REQUEST: Below is a block of records: output all of them exactly and leave out the pictures.

** start of INPUT **

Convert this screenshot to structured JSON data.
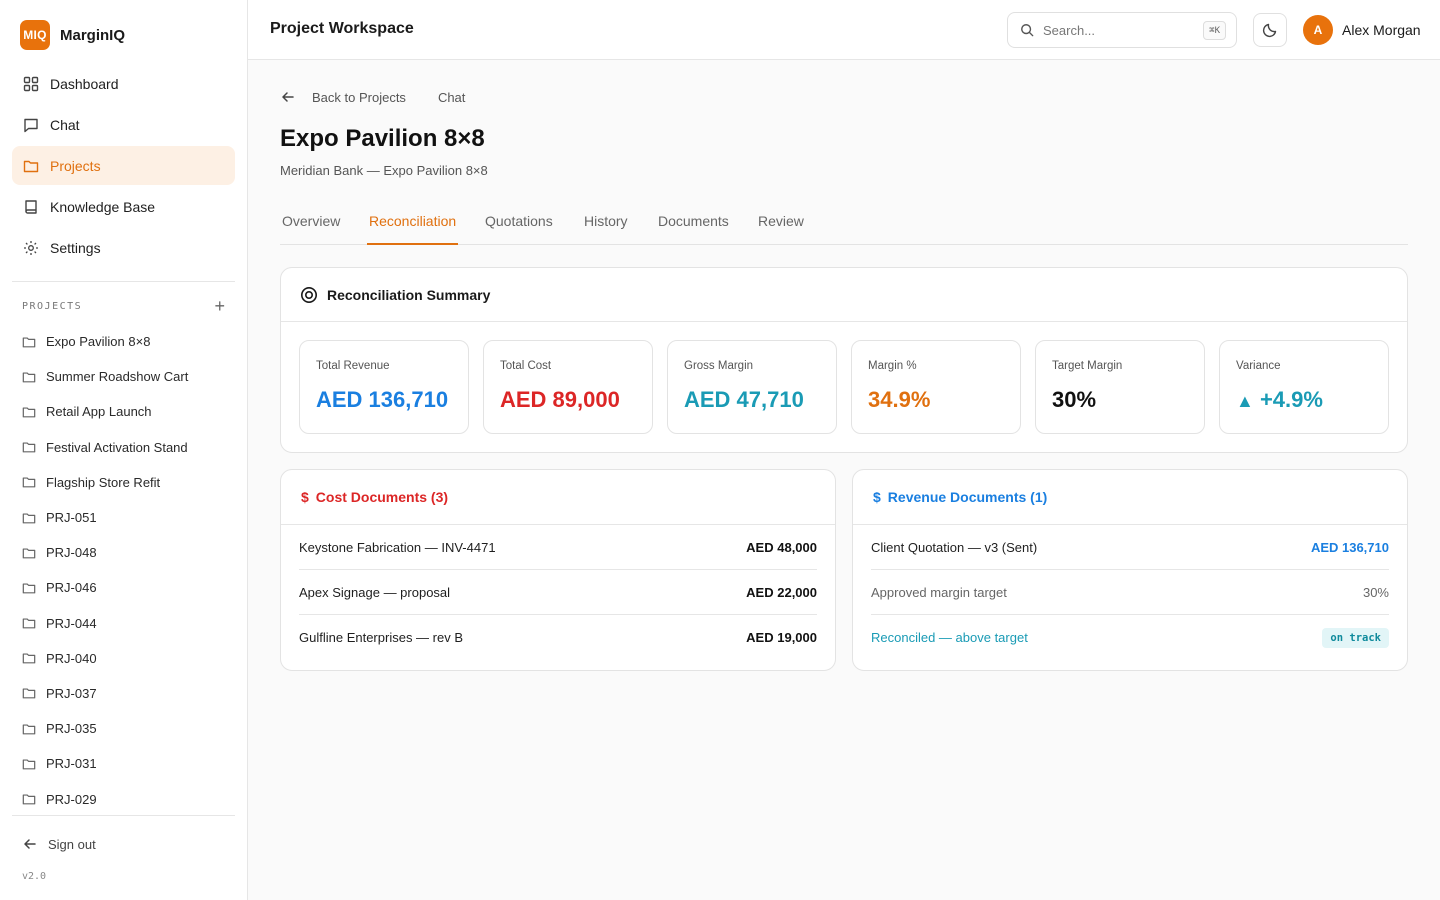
{
  "app": {
    "logo_text": "MIQ",
    "name": "MarginIQ",
    "version": "v2.0"
  },
  "nav": [
    {
      "label": "Dashboard",
      "icon": "grid-icon"
    },
    {
      "label": "Chat",
      "icon": "message-icon"
    },
    {
      "label": "Projects",
      "icon": "folder-icon",
      "active": true
    },
    {
      "label": "Knowledge Base",
      "icon": "book-icon"
    },
    {
      "label": "Settings",
      "icon": "gear-icon"
    }
  ],
  "projects": {
    "header": "PROJECTS",
    "add_label": "+",
    "items": [
      "Expo Pavilion 8×8",
      "Summer Roadshow Cart",
      "Retail App Launch",
      "Festival Activation Stand",
      "Flagship Store Refit",
      "PRJ-051",
      "PRJ-048",
      "PRJ-046",
      "PRJ-044",
      "PRJ-040",
      "PRJ-037",
      "PRJ-035",
      "PRJ-031",
      "PRJ-029"
    ]
  },
  "signout_label": "Sign out",
  "topbar": {
    "title": "Project Workspace",
    "search_placeholder": "Search...",
    "search_shortcut": "⌘K",
    "user_initial": "A",
    "user_name": "Alex Morgan"
  },
  "breadcrumb": {
    "back": "Back to Projects",
    "current": "Chat"
  },
  "page": {
    "title": "Expo Pavilion 8×8",
    "subtitle": "Meridian Bank — Expo Pavilion 8×8"
  },
  "tabs": [
    "Overview",
    "Reconciliation",
    "Quotations",
    "History",
    "Documents",
    "Review"
  ],
  "active_tab": "Reconciliation",
  "summary": {
    "title": "Reconciliation Summary",
    "metrics": [
      {
        "label": "Total Revenue",
        "value": "AED 136,710",
        "color": "#1a7fe0"
      },
      {
        "label": "Total Cost",
        "value": "AED 89,000",
        "color": "#dc2626"
      },
      {
        "label": "Gross Margin",
        "value": "AED 47,710",
        "color": "#1a9bb5"
      },
      {
        "label": "Margin %",
        "value": "34.9%",
        "color": "#e0700f"
      },
      {
        "label": "Target Margin",
        "value": "30%",
        "color": "#111111"
      },
      {
        "label": "Variance",
        "value": "+4.9%",
        "prefix": "▲",
        "color": "#1a9bb5"
      }
    ]
  },
  "cost_docs": {
    "title": "Cost Documents (3)",
    "color": "#dc2626",
    "rows": [
      {
        "name": "Keystone Fabrication — INV-4471",
        "amount": "AED 48,000"
      },
      {
        "name": "Apex Signage — proposal",
        "amount": "AED 22,000"
      },
      {
        "name": "Gulfline Enterprises — rev B",
        "amount": "AED 19,000"
      }
    ]
  },
  "revenue_docs": {
    "title": "Revenue Documents (1)",
    "color": "#1a7fe0",
    "rows": [
      {
        "name": "Client Quotation — v3 (Sent)",
        "amount": "AED 136,710"
      },
      {
        "name": "Approved margin target",
        "amount": "30%"
      },
      {
        "name": "Reconciled — above target",
        "badge": "on track"
      }
    ]
  }
}
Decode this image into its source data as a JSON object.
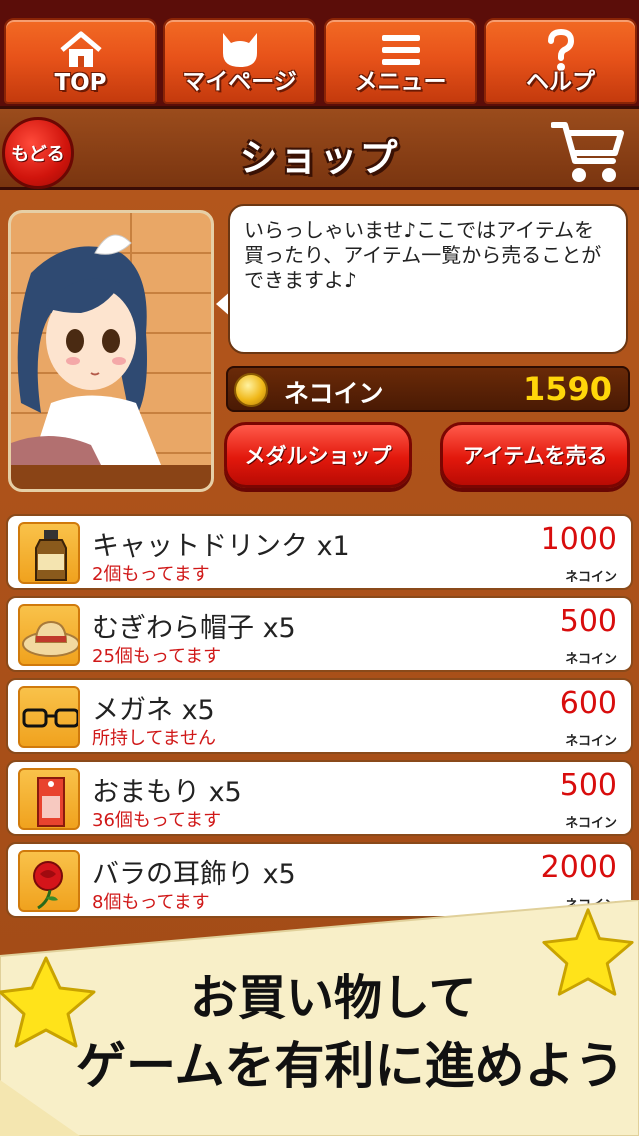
{
  "nav": {
    "top": "TOP",
    "mypage": "マイページ",
    "menu": "メニュー",
    "help": "ヘルプ"
  },
  "header": {
    "back": "もどる",
    "title": "ショップ"
  },
  "speech": "いらっしゃいませ♪ここではアイテムを買ったり、アイテム一覧から売ることができますよ♪",
  "coins": {
    "label": "ネコイン",
    "value": "1590"
  },
  "buttons": {
    "medal_shop": "メダルショップ",
    "sell_items": "アイテムを売る"
  },
  "items": [
    {
      "name": "キャットドリンク x1",
      "owned": "2個もってます",
      "price": "1000",
      "unit": "ネコイン",
      "icon": "bottle-icon"
    },
    {
      "name": "むぎわら帽子 x5",
      "owned": "25個もってます",
      "price": "500",
      "unit": "ネコイン",
      "icon": "straw-hat-icon"
    },
    {
      "name": "メガネ x5",
      "owned": "所持してません",
      "price": "600",
      "unit": "ネコイン",
      "icon": "glasses-icon"
    },
    {
      "name": "おまもり x5",
      "owned": "36個もってます",
      "price": "500",
      "unit": "ネコイン",
      "icon": "amulet-icon"
    },
    {
      "name": "バラの耳飾り x5",
      "owned": "8個もってます",
      "price": "2000",
      "unit": "ネコイン",
      "icon": "rose-earring-icon"
    }
  ],
  "banner": {
    "line1": "お買い物して",
    "line2": "ゲームを有利に進めよう"
  },
  "colors": {
    "nav_orange": "#e8531a",
    "header_brown": "#8a3f14",
    "panel_brown": "#a84e18",
    "price_red": "#d80d0d",
    "coin_yellow": "#ffd60a",
    "banner_cream": "#f8efc8"
  }
}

** end of INPUT **

RESPONSE BELOW:
Convert this screenshot to structured JSON data.
{
  "app": {
    "logo_text": "MIQ",
    "name": "MarginIQ",
    "version": "v2.0"
  },
  "nav": [
    {
      "label": "Dashboard",
      "icon": "grid-icon"
    },
    {
      "label": "Chat",
      "icon": "message-icon"
    },
    {
      "label": "Projects",
      "icon": "folder-icon",
      "active": true
    },
    {
      "label": "Knowledge Base",
      "icon": "book-icon"
    },
    {
      "label": "Settings",
      "icon": "gear-icon"
    }
  ],
  "projects": {
    "header": "PROJECTS",
    "add_label": "+",
    "items": [
      "Expo Pavilion 8×8",
      "Summer Roadshow Cart",
      "Retail App Launch",
      "Festival Activation Stand",
      "Flagship Store Refit",
      "PRJ-051",
      "PRJ-048",
      "PRJ-046",
      "PRJ-044",
      "PRJ-040",
      "PRJ-037",
      "PRJ-035",
      "PRJ-031",
      "PRJ-029"
    ]
  },
  "signout_label": "Sign out",
  "topbar": {
    "title": "Project Workspace",
    "search_placeholder": "Search...",
    "search_shortcut": "⌘K",
    "user_initial": "A",
    "user_name": "Alex Morgan"
  },
  "breadcrumb": {
    "back": "Back to Projects",
    "current": "Chat"
  },
  "page": {
    "title": "Expo Pavilion 8×8",
    "subtitle": "Meridian Bank — Expo Pavilion 8×8"
  },
  "tabs": [
    "Overview",
    "Reconciliation",
    "Quotations",
    "History",
    "Documents",
    "Review"
  ],
  "active_tab": "Reconciliation",
  "summary": {
    "title": "Reconciliation Summary",
    "metrics": [
      {
        "label": "Total Revenue",
        "value": "AED 136,710",
        "color": "#1a7fe0"
      },
      {
        "label": "Total Cost",
        "value": "AED 89,000",
        "color": "#dc2626"
      },
      {
        "label": "Gross Margin",
        "value": "AED 47,710",
        "color": "#1a9bb5"
      },
      {
        "label": "Margin %",
        "value": "34.9%",
        "color": "#e0700f"
      },
      {
        "label": "Target Margin",
        "value": "30%",
        "color": "#111111"
      },
      {
        "label": "Variance",
        "value": "+4.9%",
        "prefix": "▲",
        "color": "#1a9bb5"
      }
    ]
  },
  "cost_docs": {
    "title": "Cost Documents (3)",
    "color": "#dc2626",
    "rows": [
      {
        "name": "Keystone Fabrication — INV-4471",
        "amount": "AED 48,000"
      },
      {
        "name": "Apex Signage — proposal",
        "amount": "AED 22,000"
      },
      {
        "name": "Gulfline Enterprises — rev B",
        "amount": "AED 19,000"
      }
    ]
  },
  "revenue_docs": {
    "title": "Revenue Documents (1)",
    "color": "#1a7fe0",
    "rows": [
      {
        "name": "Client Quotation — v3 (Sent)",
        "amount": "AED 136,710"
      },
      {
        "name": "Approved margin target",
        "amount": "30%"
      },
      {
        "name": "Reconciled — above target",
        "badge": "on track"
      }
    ]
  }
}
Decode this image into its source data as a JSON object.
{
  "nav": {
    "top": "TOP",
    "mypage": "マイページ",
    "menu": "メニュー",
    "help": "ヘルプ"
  },
  "header": {
    "back": "もどる",
    "title": "ショップ"
  },
  "speech": "いらっしゃいませ♪ここではアイテムを買ったり、アイテム一覧から売ることができますよ♪",
  "coins": {
    "label": "ネコイン",
    "value": "1590"
  },
  "buttons": {
    "medal_shop": "メダルショップ",
    "sell_items": "アイテムを売る"
  },
  "items": [
    {
      "name": "キャットドリンク x1",
      "owned": "2個もってます",
      "price": "1000",
      "unit": "ネコイン",
      "icon": "bottle-icon"
    },
    {
      "name": "むぎわら帽子 x5",
      "owned": "25個もってます",
      "price": "500",
      "unit": "ネコイン",
      "icon": "straw-hat-icon"
    },
    {
      "name": "メガネ x5",
      "owned": "所持してません",
      "price": "600",
      "unit": "ネコイン",
      "icon": "glasses-icon"
    },
    {
      "name": "おまもり x5",
      "owned": "36個もってます",
      "price": "500",
      "unit": "ネコイン",
      "icon": "amulet-icon"
    },
    {
      "name": "バラの耳飾り x5",
      "owned": "8個もってます",
      "price": "2000",
      "unit": "ネコイン",
      "icon": "rose-earring-icon"
    }
  ],
  "banner": {
    "line1": "お買い物して",
    "line2": "ゲームを有利に進めよう"
  },
  "colors": {
    "nav_orange": "#e8531a",
    "header_brown": "#8a3f14",
    "panel_brown": "#a84e18",
    "price_red": "#d80d0d",
    "coin_yellow": "#ffd60a",
    "banner_cream": "#f8efc8"
  }
}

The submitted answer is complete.